▶ _Directive_: Rewrite the following items as a numbered list, leaving out any blank lines.
-.-.-
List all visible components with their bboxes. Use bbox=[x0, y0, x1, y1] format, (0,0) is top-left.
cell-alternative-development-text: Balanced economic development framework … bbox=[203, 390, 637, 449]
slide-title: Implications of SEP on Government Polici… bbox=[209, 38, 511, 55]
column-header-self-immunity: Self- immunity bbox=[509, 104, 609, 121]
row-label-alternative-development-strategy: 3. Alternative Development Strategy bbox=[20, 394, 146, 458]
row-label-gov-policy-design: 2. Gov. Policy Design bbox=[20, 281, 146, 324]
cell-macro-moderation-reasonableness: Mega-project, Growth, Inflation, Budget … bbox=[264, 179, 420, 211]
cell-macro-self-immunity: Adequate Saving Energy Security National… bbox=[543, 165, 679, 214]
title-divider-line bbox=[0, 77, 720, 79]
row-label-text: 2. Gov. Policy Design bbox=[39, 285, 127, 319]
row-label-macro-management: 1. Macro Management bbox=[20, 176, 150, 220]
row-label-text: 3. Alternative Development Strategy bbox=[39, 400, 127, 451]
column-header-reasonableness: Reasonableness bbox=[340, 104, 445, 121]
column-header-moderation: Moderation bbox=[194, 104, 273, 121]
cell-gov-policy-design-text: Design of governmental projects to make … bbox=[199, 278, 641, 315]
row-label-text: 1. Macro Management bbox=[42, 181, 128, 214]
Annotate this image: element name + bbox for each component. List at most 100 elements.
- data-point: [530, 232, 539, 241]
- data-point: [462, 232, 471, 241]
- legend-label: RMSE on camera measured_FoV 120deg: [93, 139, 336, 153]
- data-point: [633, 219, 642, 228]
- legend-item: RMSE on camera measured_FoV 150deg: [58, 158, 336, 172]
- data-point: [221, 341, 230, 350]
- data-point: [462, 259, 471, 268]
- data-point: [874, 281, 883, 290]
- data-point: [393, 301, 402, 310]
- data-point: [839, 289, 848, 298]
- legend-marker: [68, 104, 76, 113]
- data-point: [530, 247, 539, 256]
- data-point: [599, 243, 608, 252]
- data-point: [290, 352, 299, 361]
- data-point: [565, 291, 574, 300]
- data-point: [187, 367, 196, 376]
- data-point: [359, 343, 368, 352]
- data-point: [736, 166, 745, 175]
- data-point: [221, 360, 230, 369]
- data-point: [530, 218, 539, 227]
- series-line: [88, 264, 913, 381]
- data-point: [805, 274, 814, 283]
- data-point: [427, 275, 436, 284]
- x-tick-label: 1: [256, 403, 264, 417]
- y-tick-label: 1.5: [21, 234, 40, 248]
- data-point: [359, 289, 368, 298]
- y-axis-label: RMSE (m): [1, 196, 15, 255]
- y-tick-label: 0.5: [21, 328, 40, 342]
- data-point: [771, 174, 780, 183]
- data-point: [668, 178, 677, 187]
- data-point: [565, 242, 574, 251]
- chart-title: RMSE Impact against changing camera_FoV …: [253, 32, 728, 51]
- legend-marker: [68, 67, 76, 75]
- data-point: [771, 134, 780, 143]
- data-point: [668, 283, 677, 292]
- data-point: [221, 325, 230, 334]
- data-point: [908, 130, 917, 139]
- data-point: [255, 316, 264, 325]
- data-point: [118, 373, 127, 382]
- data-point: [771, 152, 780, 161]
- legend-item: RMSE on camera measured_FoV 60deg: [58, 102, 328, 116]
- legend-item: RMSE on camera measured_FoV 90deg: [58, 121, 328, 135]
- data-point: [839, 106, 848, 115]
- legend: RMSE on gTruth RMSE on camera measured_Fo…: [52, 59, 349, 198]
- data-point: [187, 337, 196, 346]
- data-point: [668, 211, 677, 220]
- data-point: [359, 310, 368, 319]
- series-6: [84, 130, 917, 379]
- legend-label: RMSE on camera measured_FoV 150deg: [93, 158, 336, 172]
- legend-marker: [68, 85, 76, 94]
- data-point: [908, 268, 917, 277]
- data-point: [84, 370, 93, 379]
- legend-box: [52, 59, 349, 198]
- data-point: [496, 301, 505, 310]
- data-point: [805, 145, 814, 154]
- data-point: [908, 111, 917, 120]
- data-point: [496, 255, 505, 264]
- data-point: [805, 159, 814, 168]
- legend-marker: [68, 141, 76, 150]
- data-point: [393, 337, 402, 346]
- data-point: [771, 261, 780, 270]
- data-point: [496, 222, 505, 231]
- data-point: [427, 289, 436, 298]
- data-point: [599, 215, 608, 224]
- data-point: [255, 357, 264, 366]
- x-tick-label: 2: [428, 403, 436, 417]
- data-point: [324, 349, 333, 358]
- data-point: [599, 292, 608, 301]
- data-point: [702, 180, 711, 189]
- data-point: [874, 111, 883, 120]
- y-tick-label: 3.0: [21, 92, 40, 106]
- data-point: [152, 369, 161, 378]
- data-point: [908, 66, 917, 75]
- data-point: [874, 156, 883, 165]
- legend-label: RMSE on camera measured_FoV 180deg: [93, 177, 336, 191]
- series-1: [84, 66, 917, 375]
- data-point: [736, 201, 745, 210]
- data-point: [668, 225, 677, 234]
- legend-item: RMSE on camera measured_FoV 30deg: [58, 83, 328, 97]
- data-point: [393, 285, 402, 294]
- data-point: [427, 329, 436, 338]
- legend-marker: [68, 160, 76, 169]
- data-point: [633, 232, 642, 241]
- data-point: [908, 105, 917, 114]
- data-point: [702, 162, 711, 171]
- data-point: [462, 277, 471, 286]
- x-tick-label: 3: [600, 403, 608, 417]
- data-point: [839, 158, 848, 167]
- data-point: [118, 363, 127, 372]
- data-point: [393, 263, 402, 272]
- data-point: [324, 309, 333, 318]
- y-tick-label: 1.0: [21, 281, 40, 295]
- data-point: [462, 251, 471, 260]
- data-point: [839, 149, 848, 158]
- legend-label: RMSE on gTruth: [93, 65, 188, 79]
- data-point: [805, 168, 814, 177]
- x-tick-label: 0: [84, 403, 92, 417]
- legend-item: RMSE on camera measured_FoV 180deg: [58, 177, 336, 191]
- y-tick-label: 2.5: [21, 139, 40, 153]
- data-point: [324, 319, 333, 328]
-.-.-
▶ _Correct output_:
1. List all visible components with their bboxes. Use bbox=[x0, y0, x1, y1] format, (0,0) is top-left.
2. cell-alternative-development-text: Balanced economic development framework … bbox=[203, 390, 637, 449]
3. slide-title: Implications of SEP on Government Polici… bbox=[209, 38, 511, 55]
4. column-header-self-immunity: Self- immunity bbox=[509, 104, 609, 121]
5. row-label-alternative-development-strategy: 3. Alternative Development Strategy bbox=[20, 394, 146, 458]
6. row-label-gov-policy-design: 2. Gov. Policy Design bbox=[20, 281, 146, 324]
7. cell-macro-moderation-reasonableness: Mega-project, Growth, Inflation, Budget … bbox=[264, 179, 420, 211]
8. cell-macro-self-immunity: Adequate Saving Energy Security National… bbox=[543, 165, 679, 214]
9. title-divider-line bbox=[0, 77, 720, 79]
10. row-label-text: 2. Gov. Policy Design bbox=[39, 285, 127, 319]
11. row-label-macro-management: 1. Macro Management bbox=[20, 176, 150, 220]
12. row-label-text: 3. Alternative Development Strategy bbox=[39, 400, 127, 451]
13. column-header-reasonableness: Reasonableness bbox=[340, 104, 445, 121]
14. column-header-moderation: Moderation bbox=[194, 104, 273, 121]
15. cell-gov-policy-design-text: Design of governmental projects to make … bbox=[199, 278, 641, 315]
16. row-label-text: 1. Macro Management bbox=[42, 181, 128, 214]
17. Annotate this image: element name + bbox for each component. List at most 100 elements.
18. - data-point: [530, 232, 539, 241]
19. - data-point: [462, 232, 471, 241]
20. - legend-label: RMSE on camera measured_FoV 120deg: [93, 139, 336, 153]
21. - data-point: [633, 219, 642, 228]
22. - legend-item: RMSE on camera measured_FoV 150deg: [58, 158, 336, 172]
23. - data-point: [221, 341, 230, 350]
24. - data-point: [462, 259, 471, 268]
25. - data-point: [874, 281, 883, 290]
26. - data-point: [393, 301, 402, 310]
27. - data-point: [839, 289, 848, 298]
28. - legend-marker: [68, 104, 76, 113]
29. - data-point: [530, 247, 539, 256]
30. - data-point: [599, 243, 608, 252]
31. - data-point: [290, 352, 299, 361]
32. - data-point: [565, 291, 574, 300]
33. - data-point: [187, 367, 196, 376]
34. - data-point: [359, 343, 368, 352]
35. - data-point: [736, 166, 745, 175]
36. - data-point: [221, 360, 230, 369]
37. - data-point: [530, 218, 539, 227]
38. - series-line: [88, 264, 913, 381]
39. - data-point: [805, 274, 814, 283]
40. - data-point: [427, 275, 436, 284]
41. - x-tick-label: 1: [256, 403, 264, 417]
42. - y-tick-label: 1.5: [21, 234, 40, 248]
43. - data-point: [359, 289, 368, 298]
44. - y-axis-label: RMSE (m): [1, 196, 15, 255]
45. - y-tick-label: 0.5: [21, 328, 40, 342]
46. - data-point: [771, 174, 780, 183]
47. - data-point: [668, 178, 677, 187]
48. - data-point: [565, 242, 574, 251]
49. - chart-title: RMSE Impact against changing camera_FoV …: [253, 32, 728, 51]
50. - legend-marker: [68, 67, 76, 75]
51. - data-point: [771, 134, 780, 143]
52. - data-point: [668, 283, 677, 292]
53. - data-point: [221, 325, 230, 334]
54. - data-point: [908, 130, 917, 139]
55. - data-point: [255, 316, 264, 325]
56. - data-point: [118, 373, 127, 382]
57. - data-point: [771, 152, 780, 161]
58. - legend-item: RMSE on camera measured_FoV 60deg: [58, 102, 328, 116]
59. - legend-item: RMSE on camera measured_FoV 90deg: [58, 121, 328, 135]
60. - data-point: [839, 106, 848, 115]
61. - legend: RMSE on gTruth RMSE on camera measured_Fo…: [52, 59, 349, 198]
62. - data-point: [187, 337, 196, 346]
63. - data-point: [668, 211, 677, 220]
64. - data-point: [359, 310, 368, 319]
65. - series-6: [84, 130, 917, 379]
66. - legend-label: RMSE on camera measured_FoV 150deg: [93, 158, 336, 172]
67. - legend-marker: [68, 85, 76, 94]
68. - data-point: [908, 268, 917, 277]
69. - data-point: [84, 370, 93, 379]
70. - legend-box: [52, 59, 349, 198]
71. - data-point: [496, 301, 505, 310]
72. - data-point: [805, 145, 814, 154]
73. - data-point: [908, 111, 917, 120]
74. - data-point: [496, 255, 505, 264]
75. - data-point: [805, 159, 814, 168]
76. - legend-marker: [68, 141, 76, 150]
77. - data-point: [393, 337, 402, 346]
78. - data-point: [771, 261, 780, 270]
79. - data-point: [496, 222, 505, 231]
80. - data-point: [427, 289, 436, 298]
81. - data-point: [599, 215, 608, 224]
82. - data-point: [255, 357, 264, 366]
83. - x-tick-label: 2: [428, 403, 436, 417]
84. - data-point: [324, 349, 333, 358]
85. - data-point: [599, 292, 608, 301]
86. - data-point: [702, 180, 711, 189]
87. - data-point: [874, 111, 883, 120]
88. - y-tick-label: 3.0: [21, 92, 40, 106]
89. - data-point: [152, 369, 161, 378]
90. - data-point: [908, 66, 917, 75]
91. - data-point: [874, 156, 883, 165]
92. - legend-label: RMSE on camera measured_FoV 180deg: [93, 177, 336, 191]
93. - series-1: [84, 66, 917, 375]
94. - data-point: [736, 201, 745, 210]
95. - data-point: [668, 225, 677, 234]
96. - legend-item: RMSE on camera measured_FoV 30deg: [58, 83, 328, 97]
97. - data-point: [393, 285, 402, 294]
98. - data-point: [427, 329, 436, 338]
99. - legend-marker: [68, 160, 76, 169]
100. - data-point: [633, 232, 642, 241]
101. - data-point: [908, 105, 917, 114]
102. - data-point: [702, 162, 711, 171]
103. - data-point: [462, 277, 471, 286]
104. - x-tick-label: 3: [600, 403, 608, 417]
105. - data-point: [839, 158, 848, 167]
106. - data-point: [118, 363, 127, 372]
107. - data-point: [393, 263, 402, 272]
108. - data-point: [324, 309, 333, 318]
109. - y-tick-label: 1.0: [21, 281, 40, 295]
110. - data-point: [462, 251, 471, 260]
111. - data-point: [839, 149, 848, 158]
112. - legend-label: RMSE on gTruth: [93, 65, 188, 79]
113. - data-point: [805, 168, 814, 177]
114. - x-tick-label: 0: [84, 403, 92, 417]
115. - legend-item: RMSE on camera measured_FoV 180deg: [58, 177, 336, 191]
116. - y-tick-label: 2.5: [21, 139, 40, 153]
117. - data-point: [324, 319, 333, 328]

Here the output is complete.